*Work instruction A:*
Please reproduce word for word the part of the passage on the MQM and Mustafa Kamal starting with "Since they burst" and going on through "court of law.".
*Work instruction B:*
Summarize the passage on the MQM and Mustafa Kamal in two sentences.

*Extract provided:*
◇ ◇ ◇ ◇ ◇ ◇ ◇

The MQM has dominated the city’s politics for three decades because of its support in the densely populated working class neighbourhoods of Urdu-speaking Muhajirs, descendants of Muslims who migrated from India when Pakistan was created in 1947.
Mustafa Kamal was once a blue-eyed supporter of Mr Hussain. He was handpicked by the party leader to become elected mayor of Karachi from 2005-2010.
Young, dynamic and some say hot-headed, he was an MQM senator and a central leader of the party when he resigned in 2013 and quietly left the country.
He later ended up in Dubai, working for one of Pakistan’s largest property developers, Bahria Town.
His return on 3 March appeared sudden, but well-choreographed. He says it was “a call of conscience” but critics suspect the initiative is backed by the Pakistani army.
The country’s main intelligence agency, the ISI, has a track record of interfering in Pakistan’s domestic politics, rigging elections, orchestrating party splits and sponsoring political alliances.
Since they burst onto the national scene, Mr Kamal and his group of dissidents have attacked their former boss in London for his alleged links with the Indian intelligence agency, RAW.
They have denounced what they say is his flip-flop approach to policy, his threats and abuse towards the army and his alleged incitement to violence against opponents.
None of the allegations are particularly shocking or revealing.
The more serious ones, that the party bosses received funding from Indian intelligence, have been in the public domain for quite some time but are yet to be proven in a court of law.
“The allegation has been used repeatedly as a stick to beat us with and to paint us as unpatriotic,” says Dr Farooq Sattar, a senior MQM leader.
“And yet, despite the continuous media trial, people have continued to vote for us.”
MQM insiders accept that there has been persist frustration within the senior ranks about the way party affairs have been managed from London.
There, Mr Hussain has been under pressure from the British authorities, facing a variety of allegations – all of which he denies – including an investigation into money laundering.
Separately, British officials are investigating the murder of a senior MQM leader, Dr Imran Farooq, who was stabbed to death in London in 2010.
Some claimed that his death was a politically motivated killing because at the time, Dr Farooq was reportedly planning to break away from Mr Hussain and start his own party.
Party insiders say the legal challenges, increased scrutiny of the party’s finances and a lifestyle of indulgence has taken a big toll on Mr Hussain’s health.
But despite battling on multiple fronts, his appeal and the vote bank has stayed intact. In fact, in December 2015, the MQM won the local government election with a huge margin in Karachi and other urban areas of Sindh province.

◇ ◇ ◇ ◇ ◇ ◇ ◇

*Study material:*
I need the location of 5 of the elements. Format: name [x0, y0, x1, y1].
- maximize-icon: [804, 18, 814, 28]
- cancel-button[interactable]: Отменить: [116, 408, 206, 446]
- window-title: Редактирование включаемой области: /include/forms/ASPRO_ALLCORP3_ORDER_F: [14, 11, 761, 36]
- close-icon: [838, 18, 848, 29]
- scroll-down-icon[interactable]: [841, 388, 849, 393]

◇ ◇ ◇ ◇ ◇ ◇ ◇

*Result A:*
Since they burst onto the national scene, Mr Kamal and his group of dissidents have attacked their former boss in London for his alleged links with the Indian intelligence agency, RAW.
They have denounced what they say is his flip-flop approach to policy, his threats and abuse towards the army and his alleged incitement to violence against opponents.
None of the allegations are particularly shocking or revealing.
The more serious ones, that the party bosses received funding from Indian intelligence, have been in the public domain for quite some time but are yet to be proven in a court of law.

*Result B:*
Mustafa Kamal, a former mayor of Karachi and MQM senator, returned on 3 March and, with his group of dissidents, has attacked party leader Mr Hussain over alleged links with Indian intelligence and other conduct, while critics suspect the Pakistani army backs him. Mr Hussain faces pressure from British authorities, including a money laundering investigation, yet his appeal has stayed intact, and the MQM won the December 2015 local government election in Karachi by a huge margin.